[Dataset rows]
-.-.-

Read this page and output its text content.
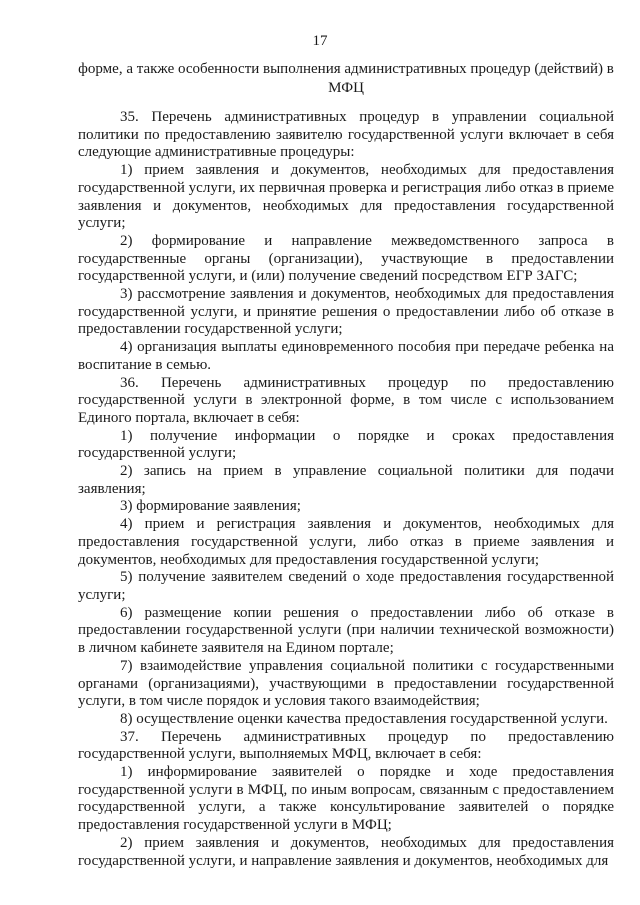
17
форме, а также особенности выполнения административных процедур (действий) в МФЦ

35. Перечень административных процедур в управлении социальной политики по предоставлению заявителю государственной услуги включает в себя следующие административные процедуры:

1) прием заявления и документов, необходимых для предоставления государственной услуги, их первичная проверка и регистрация либо отказ в приеме заявления и документов, необходимых для предоставления государственной услуги;

2) формирование и направление межведомственного запроса в государственные органы (организации), участвующие в предоставлении государственной услуги, и (или) получение сведений посредством ЕГР ЗАГС;

3) рассмотрение заявления и документов, необходимых для предоставления государственной услуги, и принятие решения о предоставлении либо об отказе в предоставлении государственной услуги;

4) организация выплаты единовременного пособия при передаче ребенка на воспитание в семью.

36. Перечень административных процедур по предоставлению государственной услуги в электронной форме, в том числе с использованием Единого портала, включает в себя:

1) получение информации о порядке и сроках предоставления государственной услуги;

2) запись на прием в управление социальной политики для подачи заявления;

3) формирование заявления;

4) прием и регистрация заявления и документов, необходимых для предоставления государственной услуги, либо отказ в приеме заявления и документов, необходимых для предоставления государственной услуги;

5) получение заявителем сведений о ходе предоставления государственной услуги;

6) размещение копии решения о предоставлении либо об отказе в предоставлении государственной услуги (при наличии технической возможности) в личном кабинете заявителя на Едином портале;

7) взаимодействие управления социальной политики с государственными органами (организациями), участвующими в предоставлении государственной услуги, в том числе порядок и условия такого взаимодействия;

8) осуществление оценки качества предоставления государственной услуги.

37. Перечень административных процедур по предоставлению государственной услуги, выполняемых МФЦ, включает в себя:

1) информирование заявителей о порядке и ходе предоставления государственной услуги в МФЦ, по иным вопросам, связанным с предоставлением государственной услуги, а также консультирование заявителей о порядке предоставления государственной услуги в МФЦ;

2) прием заявления и документов, необходимых для предоставления государственной услуги, и направление заявления и документов, необходимых для
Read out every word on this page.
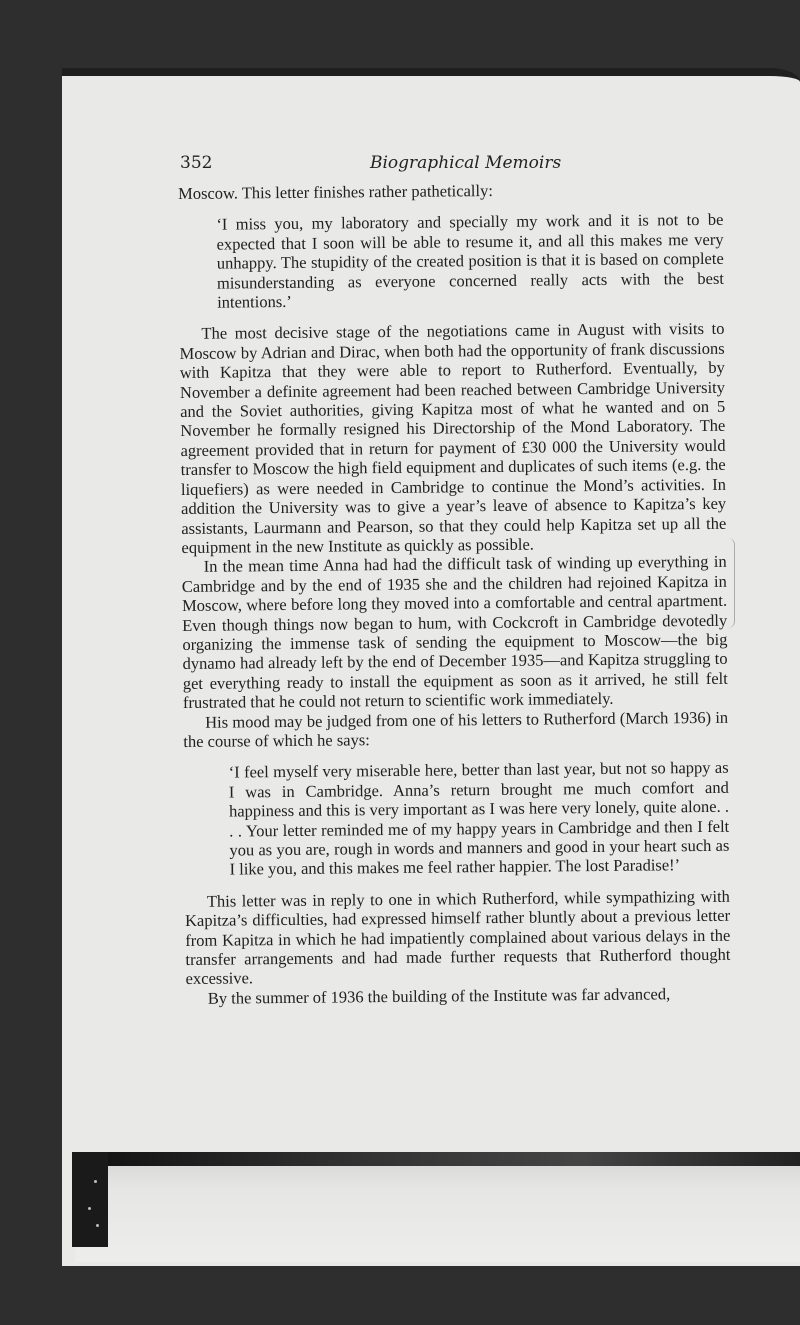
352	Biographical Memoirs

Moscow. This letter finishes rather pathetically:

‘I miss you, my laboratory and specially my work and it is not to be expected that I soon will be able to resume it, and all this makes me very unhappy. The stupidity of the created position is that it is based on complete misunderstanding as everyone concerned really acts with the best intentions.’

The most decisive stage of the negotiations came in August with visits to Moscow by Adrian and Dirac, when both had the opportunity of frank discussions with Kapitza that they were able to report to Rutherford. Eventually, by November a definite agreement had been reached between Cambridge University and the Soviet authorities, giving Kapitza most of what he wanted and on 5 November he formally resigned his Directorship of the Mond Laboratory. The agreement provided that in return for payment of £30 000 the University would transfer to Moscow the high field equipment and duplicates of such items (e.g. the liquefiers) as were needed in Cambridge to continue the Mond’s activities. In addition the University was to give a year’s leave of absence to Kapitza’s key assistants, Laurmann and Pearson, so that they could help Kapitza set up all the equipment in the new Institute as quickly as possible.

In the mean time Anna had had the difficult task of winding up everything in Cambridge and by the end of 1935 she and the children had rejoined Kapitza in Moscow, where before long they moved into a comfortable and central apartment. Even though things now began to hum, with Cockcroft in Cambridge devotedly organizing the immense task of sending the equipment to Moscow—the big dynamo had already left by the end of December 1935—and Kapitza struggling to get everything ready to install the equipment as soon as it arrived, he still felt frustrated that he could not return to scientific work immediately.

His mood may be judged from one of his letters to Rutherford (March 1936) in the course of which he says:

‘I feel myself very miserable here, better than last year, but not so happy as I was in Cambridge. Anna’s return brought me much comfort and happiness and this is very important as I was here very lonely, quite alone. . . . Your letter reminded me of my happy years in Cambridge and then I felt you as you are, rough in words and manners and good in your heart such as I like you, and this makes me feel rather happier. The lost Paradise!’

This letter was in reply to one in which Rutherford, while sympathizing with Kapitza’s difficulties, had expressed himself rather bluntly about a previous letter from Kapitza in which he had impatiently complained about various delays in the transfer arrangements and had made further requests that Rutherford thought excessive.

By the summer of 1936 the building of the Institute was far advanced,
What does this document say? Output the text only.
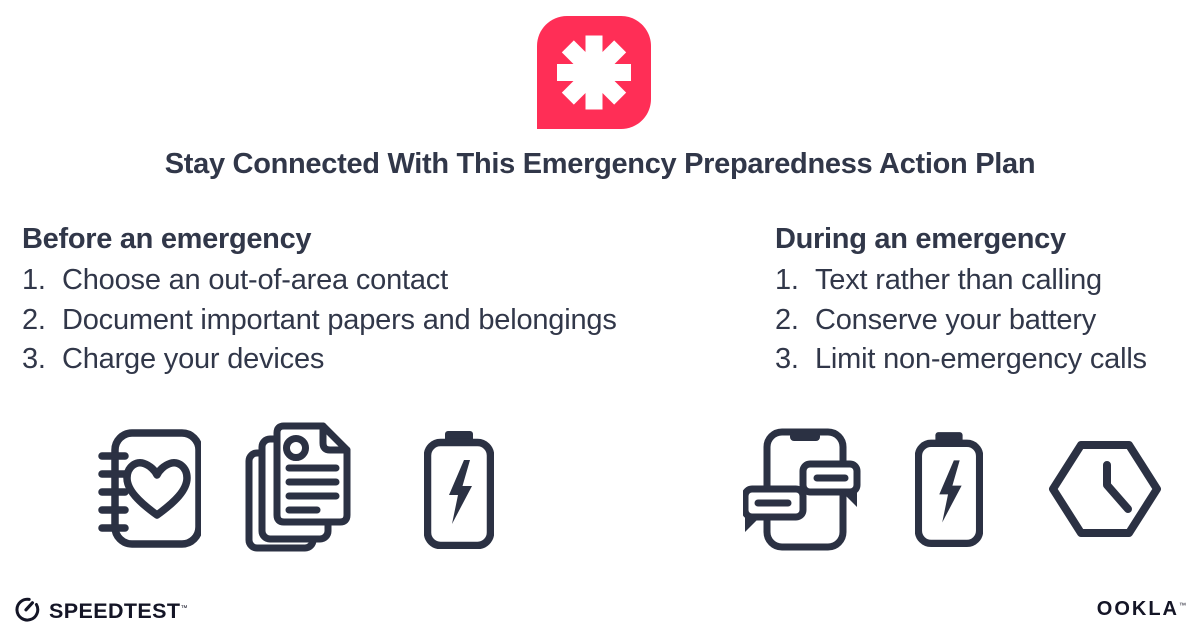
Stay Connected With This Emergency Preparedness Action Plan
Before an emergency
1. Choose an out-of-area contact
2. Document important papers and belongings
3. Charge your devices
During an emergency
1. Text rather than calling
2. Conserve your battery
3. Limit non-emergency calls
SPEEDTEST™	OOKLA™
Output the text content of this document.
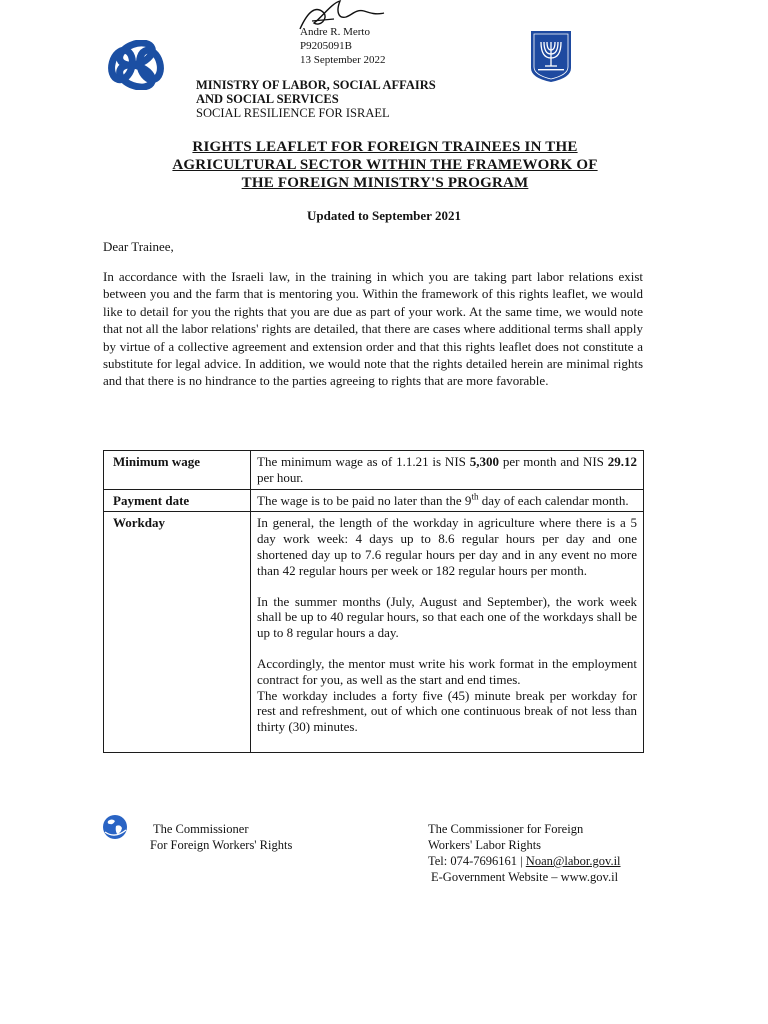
Andre R. Merto
P9205091B
13 September 2022
MINISTRY OF LABOR, SOCIAL AFFAIRS
AND SOCIAL SERVICES
SOCIAL RESILIENCE FOR ISRAEL
RIGHTS LEAFLET FOR FOREIGN TRAINEES IN THE
AGRICULTURAL SECTOR WITHIN THE FRAMEWORK OF
THE FOREIGN MINISTRY'S PROGRAM
Updated to September 2021
Dear Trainee,
In accordance with the Israeli law, in the training in which you are taking part labor relations exist between you and the farm that is mentoring you. Within the framework of this rights leaflet, we would like to detail for you the rights that you are due as part of your work. At the same time, we would note that not all the labor relations' rights are detailed, that there are cases where additional terms shall apply by virtue of a collective agreement and extension order and that this rights leaflet does not constitute a substitute for legal advice. In addition, we would note that the rights detailed herein are minimal rights and that there is no hindrance to the parties agreeing to rights that are more favorable.
Minimum wage	The minimum wage as of 1.1.21 is NIS 5,300 per month and NIS 29.12 per hour.
Payment date	The wage is to be paid no later than the 9th day of each calendar month.
Workday	In general, the length of the workday in agriculture where there is a 5 day work week: 4 days up to 8.6 regular hours per day and one shortened day up to 7.6 regular hours per day and in any event no more than 42 regular hours per week or 182 regular hours per month.

In the summer months (July, August and September), the work week shall be up to 40 regular hours, so that each one of the workdays shall be up to 8 regular hours a day.

Accordingly, the mentor must write his work format in the employment contract for you, as well as the start and end times.

The workday includes a forty five (45) minute break per workday for rest and refreshment, out of which one continuous break of not less than thirty (30) minutes.

The Commissioner
For Foreign Workers' Rights
The Commissioner for Foreign
Workers' Labor Rights
Tel: 074-7696161 | Noan@labor.gov.il
E-Government Website – www.gov.il
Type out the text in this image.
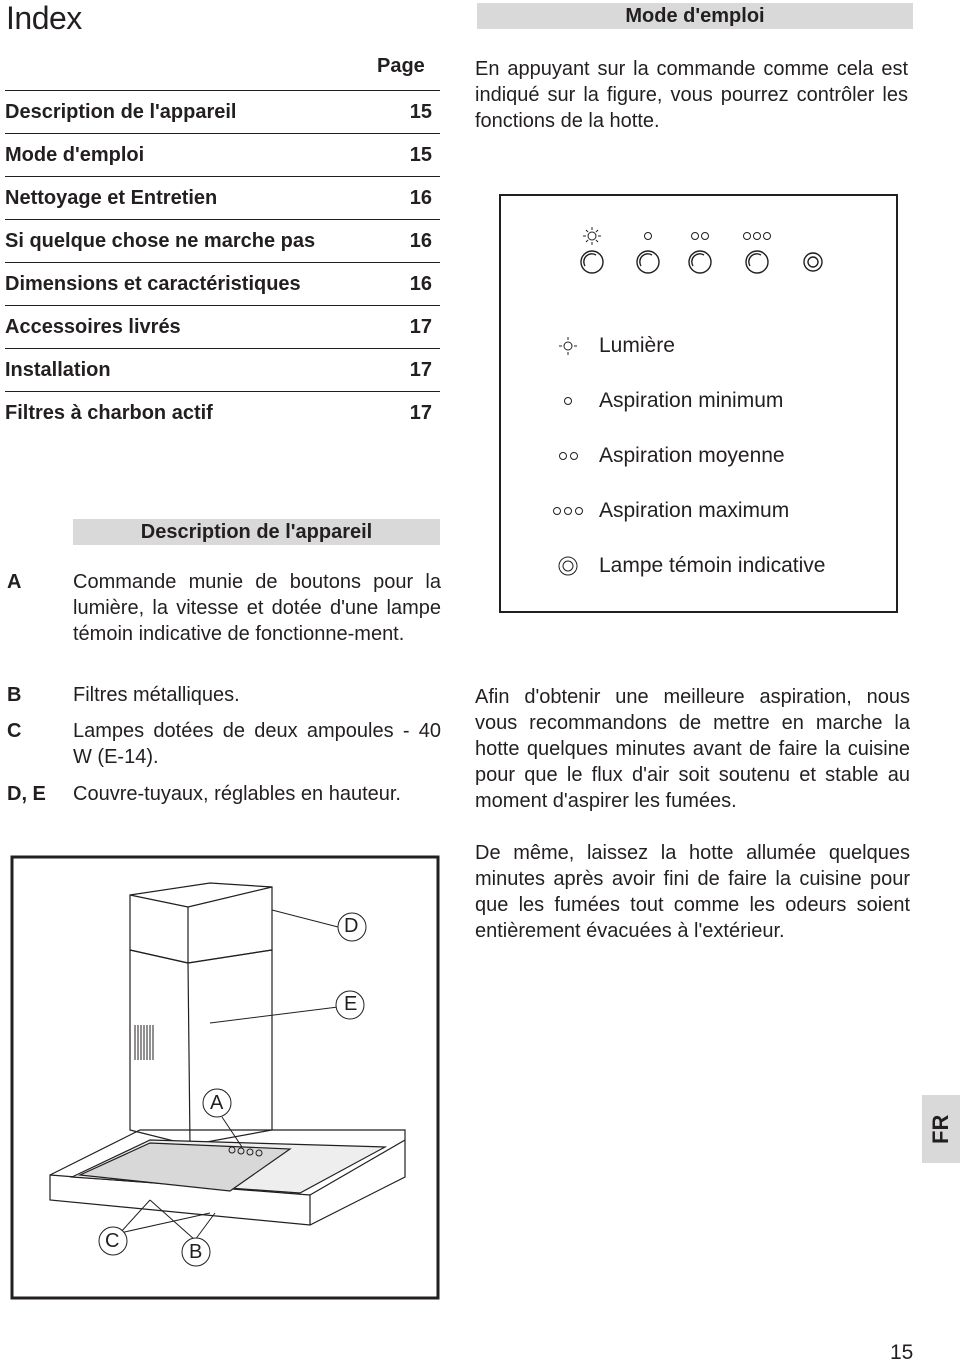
Index
Page
Description de l'appareil	15
Mode d'emploi	15
Nettoyage et Entretien	16
Si quelque chose ne marche pas	16
Dimensions et caractéristiques	16
Accessoires livrés	17
Installation	17
Filtres à charbon actif	17
Description de l'appareil
A	Commande munie de boutons pour la lumière, la vitesse et dotée d'une lampe témoin indicative de fonctionne-ment.
B	Filtres métalliques.
C	Lampes dotées de deux ampoules - 40 W (E-14).
D, E Couvre-tuyaux, réglables en hauteur.
D
E
A
C	B
Mode d'emploi
En appuyant sur la commande comme cela est indiqué sur la figure, vous pourrez contrôler les fonctions de la hotte.
Lumière
Aspiration minimum
Aspiration moyenne
Aspiration maximum
Lampe témoin indicative
Afin d'obtenir une meilleure aspiration, nous vous recommandons de mettre en marche la hotte quelques minutes avant de faire la cuisine pour que le flux d'air soit soutenu et stable au moment d'aspirer les fumées.
De même, laissez la hotte allumée quelques minutes après avoir fini de faire la cuisine pour que les fumées tout comme les odeurs soient entièrement évacuées à l'extérieur.
FR
15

-.-.-

[Objective] Leave the images out, please, and restate each line word for word.

[Exercise output]
Read this page and output its text content.
17
форме, а также особенности выполнения административных процедур (действий) в МФЦ

35. Перечень административных процедур в управлении социальной политики по предоставлению заявителю государственной услуги включает в себя следующие административные процедуры:

1) прием заявления и документов, необходимых для предоставления государственной услуги, их первичная проверка и регистрация либо отказ в приеме заявления и документов, необходимых для предоставления государственной услуги;

2) формирование и направление межведомственного запроса в государственные органы (организации), участвующие в предоставлении государственной услуги, и (или) получение сведений посредством ЕГР ЗАГС;

3) рассмотрение заявления и документов, необходимых для предоставления государственной услуги, и принятие решения о предоставлении либо об отказе в предоставлении государственной услуги;

4) организация выплаты единовременного пособия при передаче ребенка на воспитание в семью.

36. Перечень административных процедур по предоставлению государственной услуги в электронной форме, в том числе с использованием Единого портала, включает в себя:

1) получение информации о порядке и сроках предоставления государственной услуги;

2) запись на прием в управление социальной политики для подачи заявления;

3) формирование заявления;

4) прием и регистрация заявления и документов, необходимых для предоставления государственной услуги, либо отказ в приеме заявления и документов, необходимых для предоставления государственной услуги;

5) получение заявителем сведений о ходе предоставления государственной услуги;

6) размещение копии решения о предоставлении либо об отказе в предоставлении государственной услуги (при наличии технической возможности) в личном кабинете заявителя на Едином портале;

7) взаимодействие управления социальной политики с государственными органами (организациями), участвующими в предоставлении государственной услуги, в том числе порядок и условия такого взаимодействия;

8) осуществление оценки качества предоставления государственной услуги.

37. Перечень административных процедур по предоставлению государственной услуги, выполняемых МФЦ, включает в себя:

1) информирование заявителей о порядке и ходе предоставления государственной услуги в МФЦ, по иным вопросам, связанным с предоставлением государственной услуги, а также консультирование заявителей о порядке предоставления государственной услуги в МФЦ;

2) прием заявления и документов, необходимых для предоставления государственной услуги, и направление заявления и документов, необходимых для
Read out every word on this page.
352	Biographical Memoirs

Moscow. This letter finishes rather pathetically:

‘I miss you, my laboratory and specially my work and it is not to be expected that I soon will be able to resume it, and all this makes me very unhappy. The stupidity of the created position is that it is based on complete misunderstanding as everyone concerned really acts with the best intentions.’

The most decisive stage of the negotiations came in August with visits to Moscow by Adrian and Dirac, when both had the opportunity of frank discussions with Kapitza that they were able to report to Rutherford. Eventually, by November a definite agreement had been reached between Cambridge University and the Soviet authorities, giving Kapitza most of what he wanted and on 5 November he formally resigned his Directorship of the Mond Laboratory. The agreement provided that in return for payment of £30 000 the University would transfer to Moscow the high field equipment and duplicates of such items (e.g. the liquefiers) as were needed in Cambridge to continue the Mond’s activities. In addition the University was to give a year’s leave of absence to Kapitza’s key assistants, Laurmann and Pearson, so that they could help Kapitza set up all the equipment in the new Institute as quickly as possible.

In the mean time Anna had had the difficult task of winding up everything in Cambridge and by the end of 1935 she and the children had rejoined Kapitza in Moscow, where before long they moved into a comfortable and central apartment. Even though things now began to hum, with Cockcroft in Cambridge devotedly organizing the immense task of sending the equipment to Moscow—the big dynamo had already left by the end of December 1935—and Kapitza struggling to get everything ready to install the equipment as soon as it arrived, he still felt frustrated that he could not return to scientific work immediately.

His mood may be judged from one of his letters to Rutherford (March 1936) in the course of which he says:

‘I feel myself very miserable here, better than last year, but not so happy as I was in Cambridge. Anna’s return brought me much comfort and happiness and this is very important as I was here very lonely, quite alone. . . . Your letter reminded me of my happy years in Cambridge and then I felt you as you are, rough in words and manners and good in your heart such as I like you, and this makes me feel rather happier. The lost Paradise!’

This letter was in reply to one in which Rutherford, while sympathizing with Kapitza’s difficulties, had expressed himself rather bluntly about a previous letter from Kapitza in which he had impatiently complained about various delays in the transfer arrangements and had made further requests that Rutherford thought excessive.

By the summer of 1936 the building of the Institute was far advanced,
What does this document say? Output the text only.
Stay Connected With This Emergency Preparedness Action Plan
Before an emergency
1. Choose an out-of-area contact
2. Document important papers and belongings
3. Charge your devices
During an emergency
1. Text rather than calling
2. Conserve your battery
3. Limit non-emergency calls
SPEEDTEST™	OOKLA™
Output the text content of this document.
Andre R. Merto
P9205091B
13 September 2022
MINISTRY OF LABOR, SOCIAL AFFAIRS
AND SOCIAL SERVICES
SOCIAL RESILIENCE FOR ISRAEL
RIGHTS LEAFLET FOR FOREIGN TRAINEES IN THE
AGRICULTURAL SECTOR WITHIN THE FRAMEWORK OF
THE FOREIGN MINISTRY'S PROGRAM
Updated to September 2021
Dear Trainee,
In accordance with the Israeli law, in the training in which you are taking part labor relations exist between you and the farm that is mentoring you. Within the framework of this rights leaflet, we would like to detail for you the rights that you are due as part of your work. At the same time, we would note that not all the labor relations' rights are detailed, that there are cases where additional terms shall apply by virtue of a collective agreement and extension order and that this rights leaflet does not constitute a substitute for legal advice. In addition, we would note that the rights detailed herein are minimal rights and that there is no hindrance to the parties agreeing to rights that are more favorable.
Minimum wage	The minimum wage as of 1.1.21 is NIS 5,300 per month and NIS 29.12 per hour.
Payment date	The wage is to be paid no later than the 9th day of each calendar month.
Workday	In general, the length of the workday in agriculture where there is a 5 day work week: 4 days up to 8.6 regular hours per day and one shortened day up to 7.6 regular hours per day and in any event no more than 42 regular hours per week or 182 regular hours per month.

In the summer months (July, August and September), the work week shall be up to 40 regular hours, so that each one of the workdays shall be up to 8 regular hours a day.

Accordingly, the mentor must write his work format in the employment contract for you, as well as the start and end times.

The workday includes a forty five (45) minute break per workday for rest and refreshment, out of which one continuous break of not less than thirty (30) minutes.

The Commissioner
For Foreign Workers' Rights
The Commissioner for Foreign
Workers' Labor Rights
Tel: 074-7696161 | Noan@labor.gov.il
E-Government Website – www.gov.il
Type out the text in this image.
Index
Page
Description de l'appareil	15
Mode d'emploi	15
Nettoyage et Entretien	16
Si quelque chose ne marche pas	16
Dimensions et caractéristiques	16
Accessoires livrés	17
Installation	17
Filtres à charbon actif	17
Description de l'appareil
A	Commande munie de boutons pour la lumière, la vitesse et dotée d'une lampe témoin indicative de fonctionne-ment.
B	Filtres métalliques.
C	Lampes dotées de deux ampoules - 40 W (E-14).
D, E Couvre-tuyaux, réglables en hauteur.
D
E
A
C	B
Mode d'emploi
En appuyant sur la commande comme cela est indiqué sur la figure, vous pourrez contrôler les fonctions de la hotte.
Lumière
Aspiration minimum
Aspiration moyenne
Aspiration maximum
Lampe témoin indicative
Afin d'obtenir une meilleure aspiration, nous vous recommandons de mettre en marche la hotte quelques minutes avant de faire la cuisine pour que le flux d'air soit soutenu et stable au moment d'aspirer les fumées.
De même, laissez la hotte allumée quelques minutes après avoir fini de faire la cuisine pour que les fumées tout comme les odeurs soient entièrement évacuées à l'extérieur.
FR
15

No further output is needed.